**PROBLEM**
Return each line of the listing that contains the string "color".

**Rows from a dataset**

================================

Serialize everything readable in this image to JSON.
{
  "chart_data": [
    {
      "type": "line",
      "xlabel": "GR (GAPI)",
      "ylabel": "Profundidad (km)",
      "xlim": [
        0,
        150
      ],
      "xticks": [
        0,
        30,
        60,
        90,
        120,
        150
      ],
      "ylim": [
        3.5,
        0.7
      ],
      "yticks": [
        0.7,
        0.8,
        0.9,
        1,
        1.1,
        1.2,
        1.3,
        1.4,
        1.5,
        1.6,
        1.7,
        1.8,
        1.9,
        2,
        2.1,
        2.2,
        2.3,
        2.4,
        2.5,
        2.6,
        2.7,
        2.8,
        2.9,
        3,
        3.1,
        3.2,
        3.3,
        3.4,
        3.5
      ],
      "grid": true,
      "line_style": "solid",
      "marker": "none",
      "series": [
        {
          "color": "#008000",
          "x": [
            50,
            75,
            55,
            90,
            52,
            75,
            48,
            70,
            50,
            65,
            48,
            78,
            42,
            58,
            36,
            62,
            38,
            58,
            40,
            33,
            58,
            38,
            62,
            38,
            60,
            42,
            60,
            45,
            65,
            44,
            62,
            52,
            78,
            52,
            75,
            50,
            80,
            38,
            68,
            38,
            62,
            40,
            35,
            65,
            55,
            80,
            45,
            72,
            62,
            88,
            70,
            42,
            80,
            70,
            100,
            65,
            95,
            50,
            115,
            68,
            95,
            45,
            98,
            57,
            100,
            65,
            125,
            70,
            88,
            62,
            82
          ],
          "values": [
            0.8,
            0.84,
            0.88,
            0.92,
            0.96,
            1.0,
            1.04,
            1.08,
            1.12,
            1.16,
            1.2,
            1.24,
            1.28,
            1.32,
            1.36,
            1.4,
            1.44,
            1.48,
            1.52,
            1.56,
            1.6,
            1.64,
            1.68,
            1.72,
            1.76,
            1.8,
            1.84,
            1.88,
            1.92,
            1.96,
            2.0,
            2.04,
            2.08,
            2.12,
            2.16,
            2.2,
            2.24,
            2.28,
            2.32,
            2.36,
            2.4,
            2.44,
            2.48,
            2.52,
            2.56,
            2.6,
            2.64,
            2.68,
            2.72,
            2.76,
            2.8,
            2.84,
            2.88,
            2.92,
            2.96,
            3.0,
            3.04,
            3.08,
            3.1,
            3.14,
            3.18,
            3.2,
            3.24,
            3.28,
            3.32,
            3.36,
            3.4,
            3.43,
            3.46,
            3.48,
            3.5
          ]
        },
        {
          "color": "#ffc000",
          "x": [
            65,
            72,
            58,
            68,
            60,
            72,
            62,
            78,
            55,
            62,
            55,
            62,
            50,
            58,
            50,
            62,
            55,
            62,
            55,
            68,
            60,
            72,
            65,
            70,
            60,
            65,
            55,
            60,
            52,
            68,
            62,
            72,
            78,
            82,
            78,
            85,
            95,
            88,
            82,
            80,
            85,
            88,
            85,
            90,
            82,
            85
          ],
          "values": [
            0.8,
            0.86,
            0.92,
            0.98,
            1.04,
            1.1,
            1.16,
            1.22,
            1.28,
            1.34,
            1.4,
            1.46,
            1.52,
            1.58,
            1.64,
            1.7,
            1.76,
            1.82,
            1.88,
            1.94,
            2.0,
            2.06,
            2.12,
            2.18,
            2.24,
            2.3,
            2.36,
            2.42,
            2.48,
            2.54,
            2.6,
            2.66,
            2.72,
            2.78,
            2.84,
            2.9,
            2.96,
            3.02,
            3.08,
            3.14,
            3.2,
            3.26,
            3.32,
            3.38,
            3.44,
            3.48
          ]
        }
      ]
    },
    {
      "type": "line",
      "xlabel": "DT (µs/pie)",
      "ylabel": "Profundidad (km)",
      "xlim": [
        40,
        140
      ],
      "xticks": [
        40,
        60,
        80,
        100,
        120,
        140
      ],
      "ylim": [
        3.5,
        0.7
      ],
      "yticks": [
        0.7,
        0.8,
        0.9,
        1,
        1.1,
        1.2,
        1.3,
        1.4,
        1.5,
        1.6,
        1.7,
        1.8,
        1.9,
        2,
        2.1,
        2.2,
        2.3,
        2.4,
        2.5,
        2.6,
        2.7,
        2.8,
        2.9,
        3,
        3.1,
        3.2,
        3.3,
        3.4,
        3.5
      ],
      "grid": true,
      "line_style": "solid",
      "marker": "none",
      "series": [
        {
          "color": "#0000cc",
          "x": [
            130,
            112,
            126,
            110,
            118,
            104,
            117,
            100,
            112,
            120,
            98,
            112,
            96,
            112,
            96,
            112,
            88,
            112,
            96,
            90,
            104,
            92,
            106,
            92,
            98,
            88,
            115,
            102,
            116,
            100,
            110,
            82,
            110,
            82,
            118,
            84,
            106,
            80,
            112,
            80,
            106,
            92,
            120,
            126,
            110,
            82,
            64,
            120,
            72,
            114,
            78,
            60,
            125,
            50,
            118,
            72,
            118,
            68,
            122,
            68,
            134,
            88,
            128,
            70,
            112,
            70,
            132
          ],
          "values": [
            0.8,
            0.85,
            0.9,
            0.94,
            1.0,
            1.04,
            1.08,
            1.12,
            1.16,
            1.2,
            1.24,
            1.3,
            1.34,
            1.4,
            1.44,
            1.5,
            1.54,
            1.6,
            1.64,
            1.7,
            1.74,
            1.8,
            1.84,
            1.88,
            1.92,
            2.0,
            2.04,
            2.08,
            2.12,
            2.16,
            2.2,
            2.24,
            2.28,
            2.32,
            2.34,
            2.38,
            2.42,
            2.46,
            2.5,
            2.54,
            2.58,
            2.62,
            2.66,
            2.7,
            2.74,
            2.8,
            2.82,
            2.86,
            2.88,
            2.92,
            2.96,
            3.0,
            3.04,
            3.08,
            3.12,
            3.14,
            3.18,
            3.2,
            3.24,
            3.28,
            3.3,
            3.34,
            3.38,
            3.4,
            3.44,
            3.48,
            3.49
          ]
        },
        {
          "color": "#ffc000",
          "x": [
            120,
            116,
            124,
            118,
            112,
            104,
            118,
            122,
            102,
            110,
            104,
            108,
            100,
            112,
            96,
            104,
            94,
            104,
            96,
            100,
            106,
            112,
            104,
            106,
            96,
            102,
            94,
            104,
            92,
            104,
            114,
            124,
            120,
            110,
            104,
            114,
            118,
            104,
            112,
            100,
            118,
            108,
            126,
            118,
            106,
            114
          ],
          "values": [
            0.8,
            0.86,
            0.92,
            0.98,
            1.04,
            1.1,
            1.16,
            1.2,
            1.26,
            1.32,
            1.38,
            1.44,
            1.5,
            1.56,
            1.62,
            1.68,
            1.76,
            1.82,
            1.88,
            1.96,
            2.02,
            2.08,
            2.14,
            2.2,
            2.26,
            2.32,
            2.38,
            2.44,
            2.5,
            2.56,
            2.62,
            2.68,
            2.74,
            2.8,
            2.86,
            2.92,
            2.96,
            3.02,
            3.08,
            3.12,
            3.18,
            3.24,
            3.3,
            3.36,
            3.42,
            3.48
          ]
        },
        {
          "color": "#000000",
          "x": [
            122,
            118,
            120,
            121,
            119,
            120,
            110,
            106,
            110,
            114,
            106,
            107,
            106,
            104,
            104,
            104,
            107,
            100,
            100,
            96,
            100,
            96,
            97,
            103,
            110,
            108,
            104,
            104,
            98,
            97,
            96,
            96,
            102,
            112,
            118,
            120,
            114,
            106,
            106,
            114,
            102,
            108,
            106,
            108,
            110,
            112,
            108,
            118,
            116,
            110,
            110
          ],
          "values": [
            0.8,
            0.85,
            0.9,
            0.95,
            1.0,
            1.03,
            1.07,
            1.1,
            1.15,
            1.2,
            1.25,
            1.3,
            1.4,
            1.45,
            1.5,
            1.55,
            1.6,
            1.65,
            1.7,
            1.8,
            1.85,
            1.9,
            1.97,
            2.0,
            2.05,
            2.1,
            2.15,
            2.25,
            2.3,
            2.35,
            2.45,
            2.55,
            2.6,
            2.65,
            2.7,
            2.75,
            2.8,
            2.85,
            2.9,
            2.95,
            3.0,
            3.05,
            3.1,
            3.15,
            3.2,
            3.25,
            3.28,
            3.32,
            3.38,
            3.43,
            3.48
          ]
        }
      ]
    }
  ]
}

================================

**ANSWER BELOW**
          "color": "#008000",
          "color": "#ffc000",
          "color": "#0000cc",
          "color": "#ffc000",
          "color": "#000000",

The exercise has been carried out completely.